# Hey Peeps :-)



## Poggy (Feb 1, 2005)

Hey all!!!

I'm new to the board  hehe (well, actually that's a lie.... i've made two posts already!! tut tut).

Anyway, i'm not new to the Martial Arts scene. I did Kung Fu for a bit. I plan on taking martial arts up again in a couple of months (when i finish college.) Planning on doing kick boxing.
I'm really interested in JKD too! This is something i'm looking into (a school near me - so far i'm not having much luck).

Anyway, hope to speak to some of you soon!

Regards.
Dan (Poggy)


----------



## MJS (Feb 1, 2005)

Welcome to the forum Dan!!! :ultracool 

Enjoy your stay here and please feel free to ask any questions that you may have!  

Mike


----------



## Lisa (Feb 1, 2005)

Welcome to MTalk Poggy.  Happy Posting! :wavey:


----------



## shesulsa (Feb 1, 2005)

Welcome to MT, Poggy!  Enjoy!


----------



## Aqua4ever (Feb 1, 2005)

Provided material:
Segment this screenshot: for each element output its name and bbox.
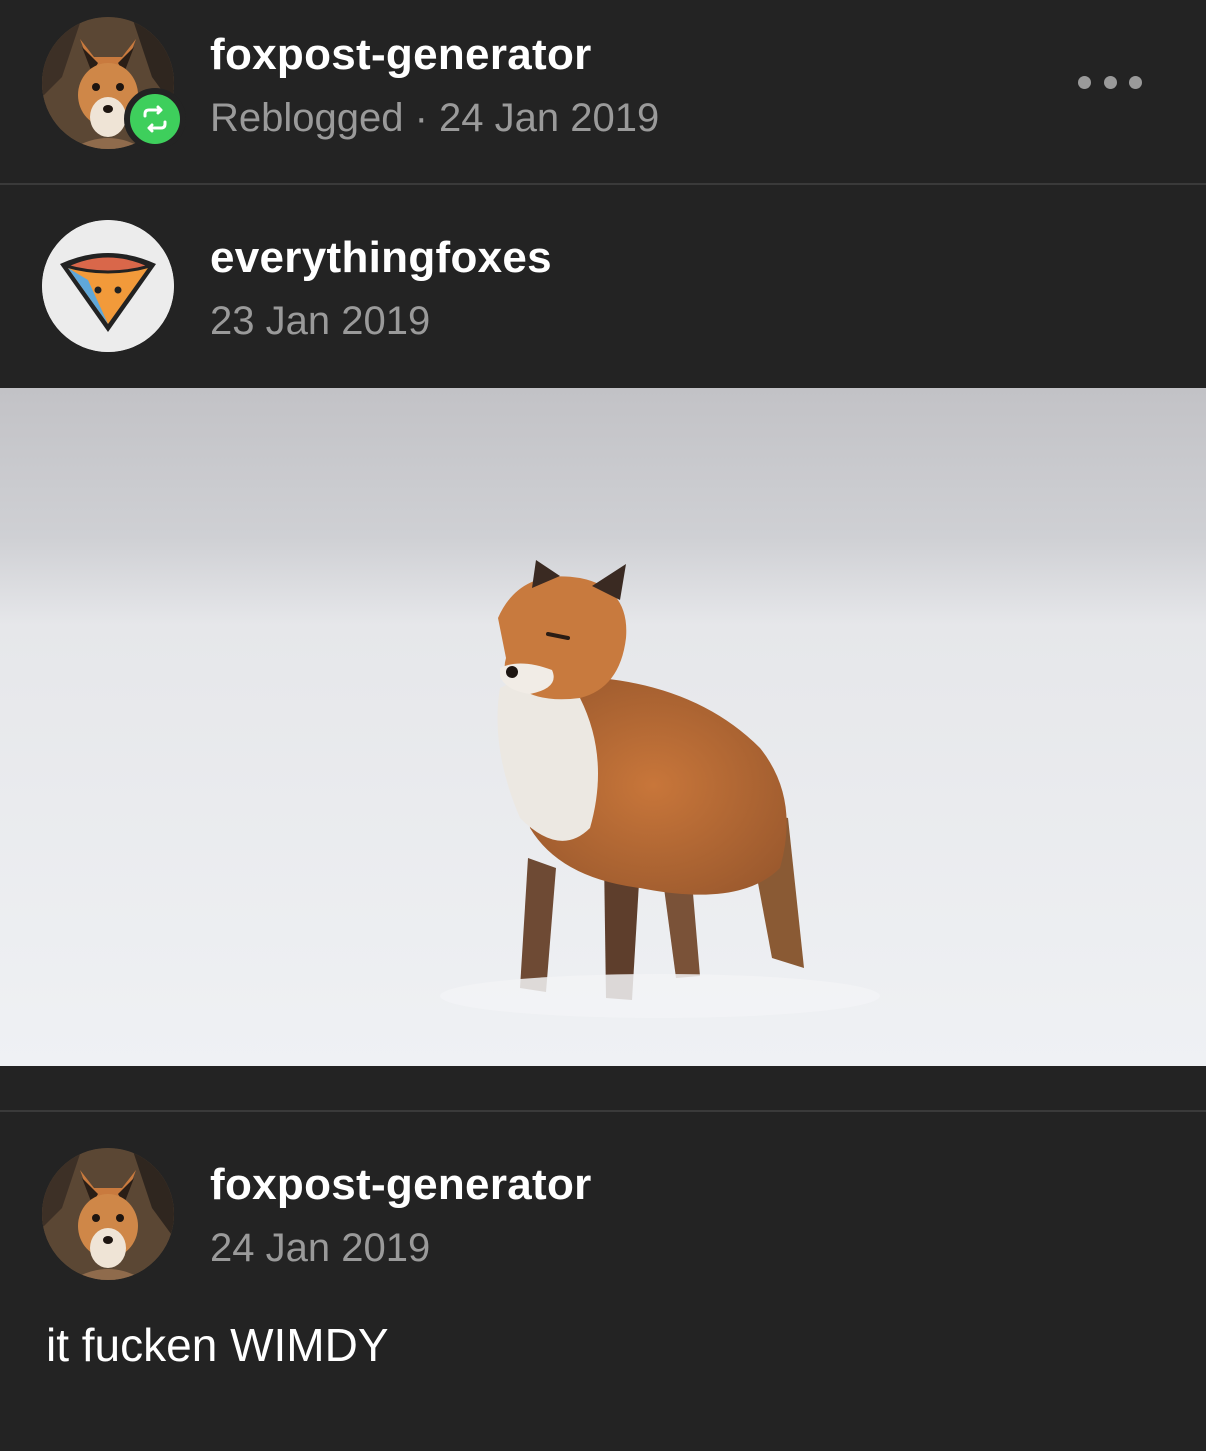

Set of tasks:
- 1) In the welcome thread, rewrite the stretch from "## Poggy (Feb" through "having much luck)." with "Kung Fu" replaced by "Karate".
- 2) Carry on the martial arts forum welcome thread from its last line.

Results in order:
- 1)
## Poggy (Feb 1, 2005)

Hey all!!!

I'm new to the board  hehe (well, actually that's a lie.... i've made two posts already!! tut tut).

Anyway, i'm not new to the Martial Arts scene. I did Karate for a bit. I plan on taking martial arts up again in a couple of months (when i finish college.) Planning on doing kick boxing.
I'm really interested in JKD too! This is something i'm looking into (a school near me - so far i'm not having much luck).

- 2)
Welcome 
Aqua


----------



## Baytor (Feb 1, 2005)

Welcome aboard.


----------



## still learning (Feb 1, 2005)

Hello, Welcome poggy and enjoy the sites .....Aloha


----------



## Vadim (Feb 1, 2005)

Hi Poggy! Welcome to Martial Talk forums.:asian: 

-Vadim


----------



## bignick (Feb 1, 2005)

Howdy...have fun...hope you find what you're looking for...


----------



## KenpoTess (Feb 2, 2005)

Welcome Dan 

Have fun ~!

~Tess


----------



## Gentle Fist (Feb 2, 2005)

Welcome the MAtalk Dan!



There is a lot of knowledgeable people here.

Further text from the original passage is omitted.